▶ TASK PROMPT
Pick out each line with the word "Utilizing" from the material that follows.

Figure record listings:
· · ·

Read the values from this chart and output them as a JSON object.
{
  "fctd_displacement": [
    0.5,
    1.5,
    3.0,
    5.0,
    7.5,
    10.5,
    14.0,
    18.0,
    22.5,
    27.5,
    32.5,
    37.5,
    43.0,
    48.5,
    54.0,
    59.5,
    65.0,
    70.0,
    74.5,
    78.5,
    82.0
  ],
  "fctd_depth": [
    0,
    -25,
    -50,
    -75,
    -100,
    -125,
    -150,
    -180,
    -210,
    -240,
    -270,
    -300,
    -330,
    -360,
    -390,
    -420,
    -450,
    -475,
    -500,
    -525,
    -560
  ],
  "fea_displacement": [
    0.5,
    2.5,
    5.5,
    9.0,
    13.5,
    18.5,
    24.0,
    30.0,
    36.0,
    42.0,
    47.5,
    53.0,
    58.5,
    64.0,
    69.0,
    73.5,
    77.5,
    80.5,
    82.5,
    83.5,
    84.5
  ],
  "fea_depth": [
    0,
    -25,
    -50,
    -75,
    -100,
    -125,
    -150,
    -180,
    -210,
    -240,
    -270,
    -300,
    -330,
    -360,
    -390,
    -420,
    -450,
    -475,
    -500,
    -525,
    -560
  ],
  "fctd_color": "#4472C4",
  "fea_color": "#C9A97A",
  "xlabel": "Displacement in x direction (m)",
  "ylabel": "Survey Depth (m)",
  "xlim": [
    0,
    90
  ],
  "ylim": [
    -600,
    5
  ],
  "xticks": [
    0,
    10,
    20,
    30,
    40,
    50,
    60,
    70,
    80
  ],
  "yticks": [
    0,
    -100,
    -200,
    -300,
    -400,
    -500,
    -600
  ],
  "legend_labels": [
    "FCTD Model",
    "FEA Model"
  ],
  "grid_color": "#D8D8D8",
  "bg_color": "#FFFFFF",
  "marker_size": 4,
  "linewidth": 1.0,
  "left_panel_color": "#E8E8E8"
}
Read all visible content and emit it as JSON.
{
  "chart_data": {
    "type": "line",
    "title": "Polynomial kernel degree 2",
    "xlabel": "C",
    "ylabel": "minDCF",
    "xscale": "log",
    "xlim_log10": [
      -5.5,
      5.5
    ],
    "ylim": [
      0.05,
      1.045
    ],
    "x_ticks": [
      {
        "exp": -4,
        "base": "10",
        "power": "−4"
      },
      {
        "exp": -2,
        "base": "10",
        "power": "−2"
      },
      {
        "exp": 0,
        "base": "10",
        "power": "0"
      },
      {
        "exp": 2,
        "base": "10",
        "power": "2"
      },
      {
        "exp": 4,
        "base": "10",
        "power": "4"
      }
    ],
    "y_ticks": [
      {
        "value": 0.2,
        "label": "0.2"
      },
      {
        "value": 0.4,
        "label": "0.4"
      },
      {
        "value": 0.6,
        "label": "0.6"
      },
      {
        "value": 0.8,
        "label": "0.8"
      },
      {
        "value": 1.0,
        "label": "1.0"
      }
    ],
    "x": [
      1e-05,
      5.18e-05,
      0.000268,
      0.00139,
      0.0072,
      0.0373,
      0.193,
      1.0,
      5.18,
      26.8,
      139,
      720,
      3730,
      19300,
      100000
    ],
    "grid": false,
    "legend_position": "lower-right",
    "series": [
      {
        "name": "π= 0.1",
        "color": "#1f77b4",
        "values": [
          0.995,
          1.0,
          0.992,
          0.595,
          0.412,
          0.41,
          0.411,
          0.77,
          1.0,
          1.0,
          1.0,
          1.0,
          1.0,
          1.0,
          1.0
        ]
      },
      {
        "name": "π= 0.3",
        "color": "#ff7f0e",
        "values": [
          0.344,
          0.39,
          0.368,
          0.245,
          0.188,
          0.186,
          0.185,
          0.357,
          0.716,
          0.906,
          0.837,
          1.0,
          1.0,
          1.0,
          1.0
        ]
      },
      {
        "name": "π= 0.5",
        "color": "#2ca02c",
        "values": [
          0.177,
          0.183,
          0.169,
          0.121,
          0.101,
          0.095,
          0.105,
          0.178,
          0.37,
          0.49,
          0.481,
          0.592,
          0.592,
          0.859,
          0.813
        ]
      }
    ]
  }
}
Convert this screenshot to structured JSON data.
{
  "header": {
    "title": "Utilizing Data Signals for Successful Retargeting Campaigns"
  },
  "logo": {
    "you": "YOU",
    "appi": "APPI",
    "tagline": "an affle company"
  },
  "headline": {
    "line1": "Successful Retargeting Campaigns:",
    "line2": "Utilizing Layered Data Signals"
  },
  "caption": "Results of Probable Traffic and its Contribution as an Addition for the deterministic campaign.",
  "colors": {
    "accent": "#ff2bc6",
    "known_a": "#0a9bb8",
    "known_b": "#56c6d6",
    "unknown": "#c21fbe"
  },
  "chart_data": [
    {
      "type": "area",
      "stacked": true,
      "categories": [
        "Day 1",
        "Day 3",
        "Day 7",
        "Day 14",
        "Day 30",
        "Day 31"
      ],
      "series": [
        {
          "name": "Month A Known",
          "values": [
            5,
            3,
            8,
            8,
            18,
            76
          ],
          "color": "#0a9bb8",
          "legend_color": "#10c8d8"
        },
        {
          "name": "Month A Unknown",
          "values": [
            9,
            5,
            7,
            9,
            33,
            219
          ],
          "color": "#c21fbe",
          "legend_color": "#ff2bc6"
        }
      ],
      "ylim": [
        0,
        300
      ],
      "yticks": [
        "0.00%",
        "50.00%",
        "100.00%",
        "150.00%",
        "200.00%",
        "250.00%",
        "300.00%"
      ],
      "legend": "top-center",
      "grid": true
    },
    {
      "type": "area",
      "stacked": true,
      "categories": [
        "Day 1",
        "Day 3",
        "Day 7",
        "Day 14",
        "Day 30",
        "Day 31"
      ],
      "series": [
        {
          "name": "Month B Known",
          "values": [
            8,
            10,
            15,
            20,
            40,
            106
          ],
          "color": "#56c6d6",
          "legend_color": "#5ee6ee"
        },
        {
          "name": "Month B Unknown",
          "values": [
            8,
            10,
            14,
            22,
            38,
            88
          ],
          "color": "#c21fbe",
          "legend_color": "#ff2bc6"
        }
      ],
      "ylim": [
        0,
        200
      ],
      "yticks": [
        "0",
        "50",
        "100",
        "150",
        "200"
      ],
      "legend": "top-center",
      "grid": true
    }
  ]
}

· · ·

▶ EXERCISE OUTPUT
    "title": "Utilizing Data Signals for Successful Retargeting Campaigns"
    "line2": "Utilizing Layered Data Signals"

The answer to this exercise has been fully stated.